* **EXERCISE TASK**: Go through the material below and copy all lines with "machine".

* Start ENTRIES SUPPLIED *

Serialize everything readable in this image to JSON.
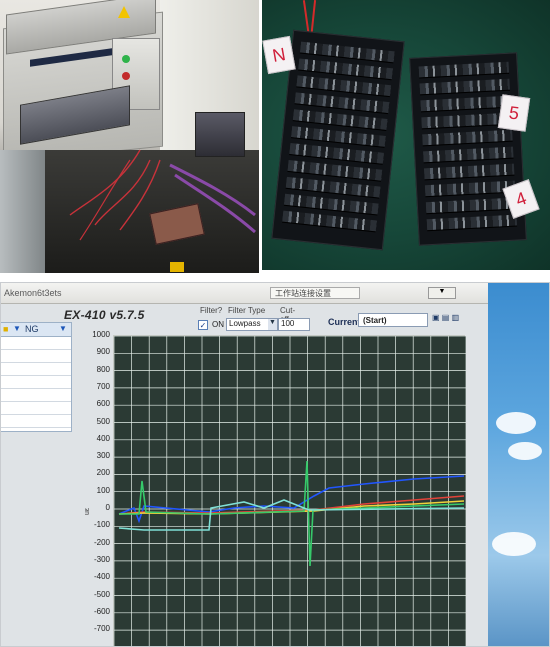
{
  "photos": {
    "machine": {
      "icon": "pcb-depaneling-machine"
    },
    "pcb_strips": {
      "labels": [
        "N",
        "5",
        "4"
      ]
    },
    "screen": {
      "topbar_title": "Akemon6t3ets",
      "topbar_tab": "工作站连接设置",
      "topbar_dropdown": "▼",
      "ng_label": "NG",
      "app_title": "EX-410 v5.7.5",
      "filter": {
        "label": "Filter?",
        "checkbox_mark": "✓",
        "on_text": "ON",
        "type_label": "Filter Type",
        "type_value": "Lowpass",
        "cutoff_label": "Cut-off",
        "cutoff_value": "100"
      },
      "current": {
        "label": "Current:",
        "value": "(Start)",
        "icons": "▣ ▤ ▥"
      },
      "y_unit": "uε",
      "y_ticks": [
        "1000",
        "900",
        "800",
        "700",
        "600",
        "500",
        "400",
        "300",
        "200",
        "100",
        "0",
        "-100",
        "-200",
        "-300",
        "-400",
        "-500",
        "-600",
        "-700"
      ]
    }
  },
  "colors": {
    "plot_bg": "#2b3a34",
    "grid": "#e6f0ea",
    "trace_blue": "#2156ff",
    "trace_red": "#e2433a",
    "trace_yellow": "#f0d23a",
    "trace_green": "#36c96a",
    "trace_cyan": "#7fe0d6"
  }
}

* End ENTRIES SUPPLIED *

* **TASK ANSWER**:
    "machine": {
      "icon": "pcb-depaneling-machine"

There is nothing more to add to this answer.